__Task prompt__. Would you write out the entries below, every one of them, exactly?

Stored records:
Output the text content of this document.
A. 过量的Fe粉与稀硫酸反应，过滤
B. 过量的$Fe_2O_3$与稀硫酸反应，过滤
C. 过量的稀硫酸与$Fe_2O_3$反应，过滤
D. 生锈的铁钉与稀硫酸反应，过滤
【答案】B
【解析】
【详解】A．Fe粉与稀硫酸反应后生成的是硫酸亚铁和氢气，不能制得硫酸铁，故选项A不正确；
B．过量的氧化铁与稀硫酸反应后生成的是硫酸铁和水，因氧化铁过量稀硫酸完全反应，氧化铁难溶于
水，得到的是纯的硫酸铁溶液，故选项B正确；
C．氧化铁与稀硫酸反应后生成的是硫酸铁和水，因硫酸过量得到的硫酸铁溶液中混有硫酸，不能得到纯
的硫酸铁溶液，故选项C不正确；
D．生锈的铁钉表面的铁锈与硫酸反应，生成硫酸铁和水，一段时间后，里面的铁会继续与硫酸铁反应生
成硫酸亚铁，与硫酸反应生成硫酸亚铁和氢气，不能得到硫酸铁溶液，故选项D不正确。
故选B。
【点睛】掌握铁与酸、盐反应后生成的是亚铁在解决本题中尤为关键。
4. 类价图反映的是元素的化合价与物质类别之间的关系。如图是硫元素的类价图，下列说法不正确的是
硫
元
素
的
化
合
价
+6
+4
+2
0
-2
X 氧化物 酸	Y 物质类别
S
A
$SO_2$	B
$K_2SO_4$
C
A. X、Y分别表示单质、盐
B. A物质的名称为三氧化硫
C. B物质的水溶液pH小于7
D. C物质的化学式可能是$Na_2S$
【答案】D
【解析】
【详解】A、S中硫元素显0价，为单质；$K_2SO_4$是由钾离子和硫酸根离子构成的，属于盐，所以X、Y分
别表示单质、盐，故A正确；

__Completed task__.
Output the text content of this document.
A. 过量的Fe粉与稀硫酸反应，过滤
B. 过量的$Fe_2O_3$与稀硫酸反应，过滤
C. 过量的稀硫酸与$Fe_2O_3$反应，过滤
D. 生锈的铁钉与稀硫酸反应，过滤
【答案】B
【解析】
【详解】A．Fe粉与稀硫酸反应后生成的是硫酸亚铁和氢气，不能制得硫酸铁，故选项A不正确；
B．过量的氧化铁与稀硫酸反应后生成的是硫酸铁和水，因氧化铁过量稀硫酸完全反应，氧化铁难溶于
水，得到的是纯的硫酸铁溶液，故选项B正确；
C．氧化铁与稀硫酸反应后生成的是硫酸铁和水，因硫酸过量得到的硫酸铁溶液中混有硫酸，不能得到纯
的硫酸铁溶液，故选项C不正确；
D．生锈的铁钉表面的铁锈与硫酸反应，生成硫酸铁和水，一段时间后，里面的铁会继续与硫酸铁反应生
成硫酸亚铁，与硫酸反应生成硫酸亚铁和氢气，不能得到硫酸铁溶液，故选项D不正确。
故选B。
【点睛】掌握铁与酸、盐反应后生成的是亚铁在解决本题中尤为关键。
4. 类价图反映的是元素的化合价与物质类别之间的关系。如图是硫元素的类价图，下列说法不正确的是
硫
元
素
的
化
合
价
+6
+4
+2
0
-2
X 氧化物 酸	Y 物质类别
S
A
$SO_2$	B
$K_2SO_4$
C
A. X、Y分别表示单质、盐
B. A物质的名称为三氧化硫
C. B物质的水溶液pH小于7
D. C物质的化学式可能是$Na_2S$
【答案】D
【解析】
【详解】A、S中硫元素显0价，为单质；$K_2SO_4$是由钾离子和硫酸根离子构成的，属于盐，所以X、Y分
别表示单质、盐，故A正确；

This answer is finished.